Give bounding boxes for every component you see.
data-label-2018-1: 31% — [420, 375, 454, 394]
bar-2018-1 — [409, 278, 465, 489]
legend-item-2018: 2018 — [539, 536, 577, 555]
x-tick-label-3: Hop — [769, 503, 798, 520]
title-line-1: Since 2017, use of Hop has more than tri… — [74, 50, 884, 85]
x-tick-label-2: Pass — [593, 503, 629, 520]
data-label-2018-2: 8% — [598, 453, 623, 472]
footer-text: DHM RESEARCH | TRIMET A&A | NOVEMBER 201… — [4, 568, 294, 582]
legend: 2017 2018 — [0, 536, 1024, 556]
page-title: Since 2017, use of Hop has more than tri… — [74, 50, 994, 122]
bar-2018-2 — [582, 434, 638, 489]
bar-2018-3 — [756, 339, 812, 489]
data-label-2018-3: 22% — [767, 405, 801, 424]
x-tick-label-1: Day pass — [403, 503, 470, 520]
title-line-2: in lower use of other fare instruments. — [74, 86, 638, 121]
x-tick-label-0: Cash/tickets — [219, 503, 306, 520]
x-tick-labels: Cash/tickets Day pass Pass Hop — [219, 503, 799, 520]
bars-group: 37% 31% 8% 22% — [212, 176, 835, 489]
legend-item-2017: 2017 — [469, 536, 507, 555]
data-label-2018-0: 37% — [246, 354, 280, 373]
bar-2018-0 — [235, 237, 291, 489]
-.-.-
Reproduce every line of the listing above without changing anything.

◆ **The output**:
Give bounding boxes for every component you see.
data-label-2018-1: 31% — [420, 375, 454, 394]
bar-2018-1 — [409, 278, 465, 489]
legend-item-2018: 2018 — [539, 536, 577, 555]
x-tick-label-3: Hop — [769, 503, 798, 520]
title-line-1: Since 2017, use of Hop has more than tri… — [74, 50, 884, 85]
x-tick-label-2: Pass — [593, 503, 629, 520]
data-label-2018-2: 8% — [598, 453, 623, 472]
footer-text: DHM RESEARCH | TRIMET A&A | NOVEMBER 201… — [4, 568, 294, 582]
legend: 2017 2018 — [0, 536, 1024, 556]
page-title: Since 2017, use of Hop has more than tri… — [74, 50, 994, 122]
bar-2018-2 — [582, 434, 638, 489]
bar-2018-3 — [756, 339, 812, 489]
data-label-2018-3: 22% — [767, 405, 801, 424]
x-tick-label-1: Day pass — [403, 503, 470, 520]
title-line-2: in lower use of other fare instruments. — [74, 86, 638, 121]
x-tick-label-0: Cash/tickets — [219, 503, 306, 520]
x-tick-labels: Cash/tickets Day pass Pass Hop — [219, 503, 799, 520]
bars-group: 37% 31% 8% 22% — [212, 176, 835, 489]
legend-item-2017: 2017 — [469, 536, 507, 555]
data-label-2018-0: 37% — [246, 354, 280, 373]
bar-2018-0 — [235, 237, 291, 489]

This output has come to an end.